» **OBJECTIVE**:
Your task is to copy every line of the entries that contains "durée".
--*--
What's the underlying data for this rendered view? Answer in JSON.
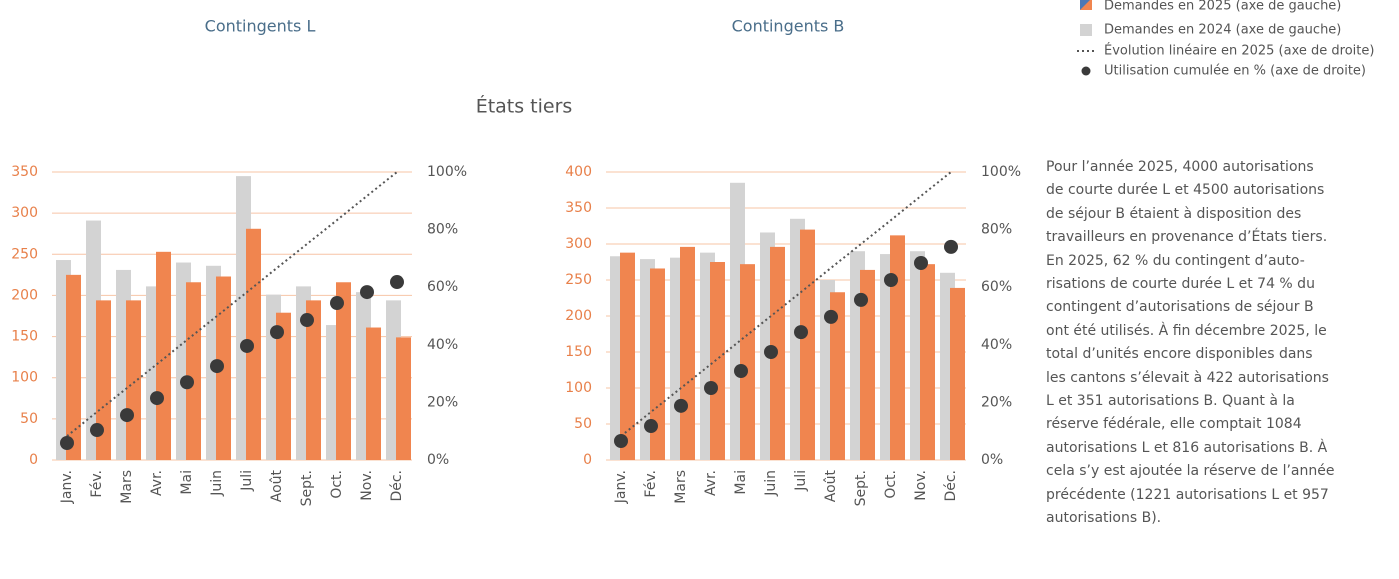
{
  "title": "États tiers",
  "legend": {
    "labels": [
      "Demandes en 2025 (axe de gauche)",
      "Demandes en 2024 (axe de gauche)",
      "Évolution linéaire en 2025 (axe de droite)",
      "Utilisation cumulée en % (axe de droite)"
    ]
  },
  "paragraph": [
    "Pour l’année 2025, 4000 autorisations",
    "de courte durée L et 4500 autorisations",
    "de séjour B étaient à disposition des",
    "travailleurs en provenance d’États tiers.",
    "En 2025, 62 % du contingent d’auto-",
    "risations de courte durée L et 74 % du",
    "contingent d’autorisations de séjour B",
    "ont été utilisés. À fin décembre 2025, le",
    "total d’unités encore disponibles dans",
    "les cantons s’élevait à 422 autorisations",
    "L et 351 autorisations B. Quant à la",
    "réserve fédérale, elle comptait 1084",
    "autorisations L et 816 autorisations B. À",
    "cela s’y est ajoutée la réserve de l’année",
    "précédente (1221 autorisations L et 957",
    "autorisations B)."
  ],
  "chart_data": [
    {
      "type": "bar",
      "title": "Contingents L",
      "categories": [
        "Janv.",
        "Fév.",
        "Mars",
        "Avr.",
        "Mai",
        "Juin",
        "Juli",
        "Août",
        "Sept.",
        "Oct.",
        "Nov.",
        "Déc."
      ],
      "series": [
        {
          "type": "bar",
          "color": "#d3d3d3",
          "values": [
            243,
            291,
            231,
            211,
            240,
            236,
            345,
            201,
            211,
            164,
            204,
            194
          ]
        },
        {
          "type": "bar",
          "color": "#f0854f",
          "values": [
            225,
            194,
            194,
            253,
            216,
            223,
            281,
            179,
            194,
            216,
            161,
            149
          ]
        },
        {
          "type": "line",
          "axis": "y2",
          "color": "#555555",
          "values": [
            8.3,
            16.7,
            25,
            33.3,
            41.7,
            50,
            58.3,
            66.7,
            75,
            83.3,
            91.7,
            100
          ]
        },
        {
          "type": "scatter",
          "axis": "y2",
          "color": "#3a3a3a",
          "values": [
            5.9,
            10.4,
            15.6,
            21.5,
            27,
            32.6,
            39.6,
            44.4,
            48.6,
            54.5,
            58.3,
            61.8
          ]
        }
      ],
      "ylim": [
        0,
        350
      ],
      "yticks": [
        0,
        50,
        100,
        150,
        200,
        250,
        300,
        350
      ],
      "y2lim": [
        0,
        100
      ],
      "y2ticks": [
        {
          "value": 0,
          "label": "0%"
        },
        {
          "value": 20,
          "label": "20%"
        },
        {
          "value": 40,
          "label": "40%"
        },
        {
          "value": 60,
          "label": "60%"
        },
        {
          "value": 80,
          "label": "80%"
        },
        {
          "value": 100,
          "label": "100%"
        }
      ],
      "grid": true
    },
    {
      "type": "bar",
      "title": "Contingents B",
      "categories": [
        "Janv.",
        "Fév.",
        "Mars",
        "Avr.",
        "Mai",
        "Juin",
        "Juli",
        "Août",
        "Sept.",
        "Oct.",
        "Nov.",
        "Déc."
      ],
      "series": [
        {
          "type": "bar",
          "color": "#d3d3d3",
          "values": [
            283,
            279,
            281,
            288,
            385,
            316,
            335,
            250,
            290,
            286,
            290,
            260
          ]
        },
        {
          "type": "bar",
          "color": "#f0854f",
          "values": [
            288,
            266,
            296,
            275,
            272,
            296,
            320,
            233,
            264,
            312,
            272,
            239
          ]
        },
        {
          "type": "line",
          "axis": "y2",
          "color": "#555555",
          "values": [
            8.3,
            16.7,
            25,
            33.3,
            41.7,
            50,
            58.3,
            66.7,
            75,
            83.3,
            91.7,
            100
          ]
        },
        {
          "type": "scatter",
          "axis": "y2",
          "color": "#3a3a3a",
          "values": [
            6.6,
            11.8,
            18.8,
            25,
            30.9,
            37.5,
            44.4,
            49.7,
            55.6,
            62.5,
            68.4,
            74
          ]
        }
      ],
      "ylim": [
        0,
        400
      ],
      "yticks": [
        0,
        50,
        100,
        150,
        200,
        250,
        300,
        350,
        400
      ],
      "y2lim": [
        0,
        100
      ],
      "y2ticks": [
        {
          "value": 0,
          "label": "0%"
        },
        {
          "value": 20,
          "label": "20%"
        },
        {
          "value": 40,
          "label": "40%"
        },
        {
          "value": 60,
          "label": "60%"
        },
        {
          "value": 80,
          "label": "80%"
        },
        {
          "value": 100,
          "label": "100%"
        }
      ],
      "grid": true
    }
  ]
}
--*--
» **SOLUTION BELOW**:
    "de courte durée L et 4500 autorisations",
    "risations de courte durée L et 74 % du",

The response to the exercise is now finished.